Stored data
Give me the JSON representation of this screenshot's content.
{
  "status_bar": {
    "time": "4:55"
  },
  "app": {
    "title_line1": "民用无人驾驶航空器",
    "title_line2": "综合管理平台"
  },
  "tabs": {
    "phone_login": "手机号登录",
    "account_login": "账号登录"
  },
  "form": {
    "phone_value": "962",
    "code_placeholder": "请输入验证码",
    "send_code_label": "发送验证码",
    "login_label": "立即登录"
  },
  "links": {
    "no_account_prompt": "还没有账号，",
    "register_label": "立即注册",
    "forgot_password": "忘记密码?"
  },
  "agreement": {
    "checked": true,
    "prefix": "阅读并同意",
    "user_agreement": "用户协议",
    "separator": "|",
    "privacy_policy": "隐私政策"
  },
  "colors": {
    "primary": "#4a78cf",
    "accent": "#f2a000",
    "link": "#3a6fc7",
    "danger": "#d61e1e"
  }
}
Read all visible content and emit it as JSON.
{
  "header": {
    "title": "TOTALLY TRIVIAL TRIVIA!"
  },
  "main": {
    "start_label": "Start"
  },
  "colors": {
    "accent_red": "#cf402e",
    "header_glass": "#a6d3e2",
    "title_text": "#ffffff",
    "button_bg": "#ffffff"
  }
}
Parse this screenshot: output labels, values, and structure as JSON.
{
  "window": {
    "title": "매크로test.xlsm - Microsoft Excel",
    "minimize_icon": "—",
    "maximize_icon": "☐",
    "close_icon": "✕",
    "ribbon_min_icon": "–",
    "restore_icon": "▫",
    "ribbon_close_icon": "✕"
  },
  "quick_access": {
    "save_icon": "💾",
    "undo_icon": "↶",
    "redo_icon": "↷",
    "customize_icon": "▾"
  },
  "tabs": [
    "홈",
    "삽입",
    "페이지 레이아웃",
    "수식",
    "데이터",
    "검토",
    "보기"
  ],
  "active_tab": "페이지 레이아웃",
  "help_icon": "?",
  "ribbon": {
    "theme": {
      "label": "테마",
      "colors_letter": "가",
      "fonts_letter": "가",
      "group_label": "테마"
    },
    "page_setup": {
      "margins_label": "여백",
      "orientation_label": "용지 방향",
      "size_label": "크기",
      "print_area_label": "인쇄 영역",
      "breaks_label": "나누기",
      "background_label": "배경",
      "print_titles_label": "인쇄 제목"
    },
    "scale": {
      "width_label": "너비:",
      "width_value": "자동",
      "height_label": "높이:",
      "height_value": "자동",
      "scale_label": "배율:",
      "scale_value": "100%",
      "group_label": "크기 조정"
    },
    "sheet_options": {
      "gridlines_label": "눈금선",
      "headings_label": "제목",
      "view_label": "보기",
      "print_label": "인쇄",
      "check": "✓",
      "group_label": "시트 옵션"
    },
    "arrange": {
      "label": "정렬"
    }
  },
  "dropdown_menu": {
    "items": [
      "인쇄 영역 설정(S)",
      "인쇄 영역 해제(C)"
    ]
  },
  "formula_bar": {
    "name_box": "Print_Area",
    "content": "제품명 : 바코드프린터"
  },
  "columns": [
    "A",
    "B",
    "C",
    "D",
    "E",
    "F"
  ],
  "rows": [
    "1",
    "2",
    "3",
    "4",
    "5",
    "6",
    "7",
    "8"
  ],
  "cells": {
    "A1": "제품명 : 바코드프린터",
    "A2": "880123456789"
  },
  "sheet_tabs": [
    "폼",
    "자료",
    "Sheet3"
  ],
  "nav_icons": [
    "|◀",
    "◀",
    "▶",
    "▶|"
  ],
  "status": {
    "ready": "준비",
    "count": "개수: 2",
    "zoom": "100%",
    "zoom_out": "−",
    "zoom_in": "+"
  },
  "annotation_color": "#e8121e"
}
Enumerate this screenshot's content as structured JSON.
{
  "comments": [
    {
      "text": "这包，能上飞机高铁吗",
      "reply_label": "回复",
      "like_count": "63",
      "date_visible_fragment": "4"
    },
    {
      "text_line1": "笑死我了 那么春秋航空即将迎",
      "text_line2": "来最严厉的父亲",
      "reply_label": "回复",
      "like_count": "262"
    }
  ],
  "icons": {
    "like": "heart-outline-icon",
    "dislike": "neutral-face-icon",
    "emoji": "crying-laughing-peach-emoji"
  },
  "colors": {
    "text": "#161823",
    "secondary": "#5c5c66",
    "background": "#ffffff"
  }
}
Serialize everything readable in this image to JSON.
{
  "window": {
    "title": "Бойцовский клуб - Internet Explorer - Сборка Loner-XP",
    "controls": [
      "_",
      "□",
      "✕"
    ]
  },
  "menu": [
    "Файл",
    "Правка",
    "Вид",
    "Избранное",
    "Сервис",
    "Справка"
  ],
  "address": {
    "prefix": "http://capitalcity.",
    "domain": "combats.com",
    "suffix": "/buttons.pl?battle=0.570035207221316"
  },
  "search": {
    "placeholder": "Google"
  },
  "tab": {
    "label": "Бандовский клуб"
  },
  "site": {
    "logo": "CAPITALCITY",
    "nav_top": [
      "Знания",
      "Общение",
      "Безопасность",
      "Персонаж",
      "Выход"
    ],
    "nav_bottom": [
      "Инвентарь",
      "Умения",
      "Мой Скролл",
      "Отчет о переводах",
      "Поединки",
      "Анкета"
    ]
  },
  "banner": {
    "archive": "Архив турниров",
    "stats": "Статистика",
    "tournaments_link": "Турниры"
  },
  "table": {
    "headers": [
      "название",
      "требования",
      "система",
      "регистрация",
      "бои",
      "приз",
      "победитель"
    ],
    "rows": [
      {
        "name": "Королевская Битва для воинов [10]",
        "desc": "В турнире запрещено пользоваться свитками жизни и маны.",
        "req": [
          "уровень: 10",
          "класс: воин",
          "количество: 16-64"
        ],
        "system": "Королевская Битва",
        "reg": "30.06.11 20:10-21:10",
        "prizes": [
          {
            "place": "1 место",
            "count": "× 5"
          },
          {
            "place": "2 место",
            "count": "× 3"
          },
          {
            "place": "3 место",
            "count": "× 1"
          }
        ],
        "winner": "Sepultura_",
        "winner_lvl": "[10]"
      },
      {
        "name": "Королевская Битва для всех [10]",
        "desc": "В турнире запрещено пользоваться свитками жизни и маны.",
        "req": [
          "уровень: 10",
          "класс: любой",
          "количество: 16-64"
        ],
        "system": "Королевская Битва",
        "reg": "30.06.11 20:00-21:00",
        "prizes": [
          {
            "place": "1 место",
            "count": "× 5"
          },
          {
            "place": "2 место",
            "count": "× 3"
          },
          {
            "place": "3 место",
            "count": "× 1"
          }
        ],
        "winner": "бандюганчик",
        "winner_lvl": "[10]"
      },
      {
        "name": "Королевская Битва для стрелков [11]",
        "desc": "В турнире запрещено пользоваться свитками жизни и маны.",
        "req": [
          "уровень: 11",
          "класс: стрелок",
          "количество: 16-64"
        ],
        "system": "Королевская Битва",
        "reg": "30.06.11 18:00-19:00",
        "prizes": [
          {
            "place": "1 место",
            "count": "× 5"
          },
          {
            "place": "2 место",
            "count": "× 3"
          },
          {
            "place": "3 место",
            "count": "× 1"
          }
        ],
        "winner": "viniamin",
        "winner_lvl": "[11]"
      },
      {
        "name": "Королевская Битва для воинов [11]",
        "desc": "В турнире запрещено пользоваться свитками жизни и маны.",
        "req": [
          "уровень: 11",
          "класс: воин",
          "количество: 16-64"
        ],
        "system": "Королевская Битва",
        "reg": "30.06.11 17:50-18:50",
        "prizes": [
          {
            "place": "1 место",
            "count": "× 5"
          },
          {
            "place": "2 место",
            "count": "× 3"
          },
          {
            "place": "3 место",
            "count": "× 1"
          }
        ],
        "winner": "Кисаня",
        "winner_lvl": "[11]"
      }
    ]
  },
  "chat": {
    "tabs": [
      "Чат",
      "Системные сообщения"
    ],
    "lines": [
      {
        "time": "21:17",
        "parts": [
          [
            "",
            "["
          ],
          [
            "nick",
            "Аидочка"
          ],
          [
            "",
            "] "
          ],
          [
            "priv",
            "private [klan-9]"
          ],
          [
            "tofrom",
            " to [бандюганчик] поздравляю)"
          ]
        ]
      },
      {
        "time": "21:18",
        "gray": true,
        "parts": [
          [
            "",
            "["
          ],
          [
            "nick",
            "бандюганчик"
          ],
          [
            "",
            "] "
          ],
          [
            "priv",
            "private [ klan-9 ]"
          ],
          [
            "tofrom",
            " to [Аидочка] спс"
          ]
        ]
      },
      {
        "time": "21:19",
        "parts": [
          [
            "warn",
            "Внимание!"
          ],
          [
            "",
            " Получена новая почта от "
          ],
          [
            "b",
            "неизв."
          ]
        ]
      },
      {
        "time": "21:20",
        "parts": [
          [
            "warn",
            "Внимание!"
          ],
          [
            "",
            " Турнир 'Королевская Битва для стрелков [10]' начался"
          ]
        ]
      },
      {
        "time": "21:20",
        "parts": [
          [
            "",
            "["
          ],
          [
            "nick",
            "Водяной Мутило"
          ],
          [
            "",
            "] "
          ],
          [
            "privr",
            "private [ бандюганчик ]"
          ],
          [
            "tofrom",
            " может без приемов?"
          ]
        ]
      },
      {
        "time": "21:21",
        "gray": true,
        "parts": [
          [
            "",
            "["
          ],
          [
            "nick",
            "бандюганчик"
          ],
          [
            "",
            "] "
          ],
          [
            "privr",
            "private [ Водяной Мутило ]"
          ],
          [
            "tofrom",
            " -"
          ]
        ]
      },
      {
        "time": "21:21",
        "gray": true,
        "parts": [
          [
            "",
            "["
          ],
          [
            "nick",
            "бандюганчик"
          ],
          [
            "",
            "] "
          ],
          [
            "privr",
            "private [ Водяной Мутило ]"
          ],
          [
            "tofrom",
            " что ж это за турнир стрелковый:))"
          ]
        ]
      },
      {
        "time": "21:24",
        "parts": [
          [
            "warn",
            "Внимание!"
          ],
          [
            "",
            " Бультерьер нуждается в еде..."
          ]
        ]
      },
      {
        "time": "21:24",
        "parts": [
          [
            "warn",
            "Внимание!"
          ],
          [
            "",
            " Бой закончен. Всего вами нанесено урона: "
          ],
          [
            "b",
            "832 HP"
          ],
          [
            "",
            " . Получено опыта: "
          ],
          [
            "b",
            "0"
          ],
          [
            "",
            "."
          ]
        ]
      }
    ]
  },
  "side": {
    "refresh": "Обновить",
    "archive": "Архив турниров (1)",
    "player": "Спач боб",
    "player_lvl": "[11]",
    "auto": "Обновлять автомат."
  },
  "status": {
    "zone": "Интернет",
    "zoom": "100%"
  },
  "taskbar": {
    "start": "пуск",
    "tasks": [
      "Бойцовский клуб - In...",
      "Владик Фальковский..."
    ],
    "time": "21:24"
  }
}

Work to do: Above are the records. Copy every line in them holding "воинов".

Task result:
        "name": "Королевская Битва для воинов [10]",
        "name": "Королевская Битва для воинов [11]",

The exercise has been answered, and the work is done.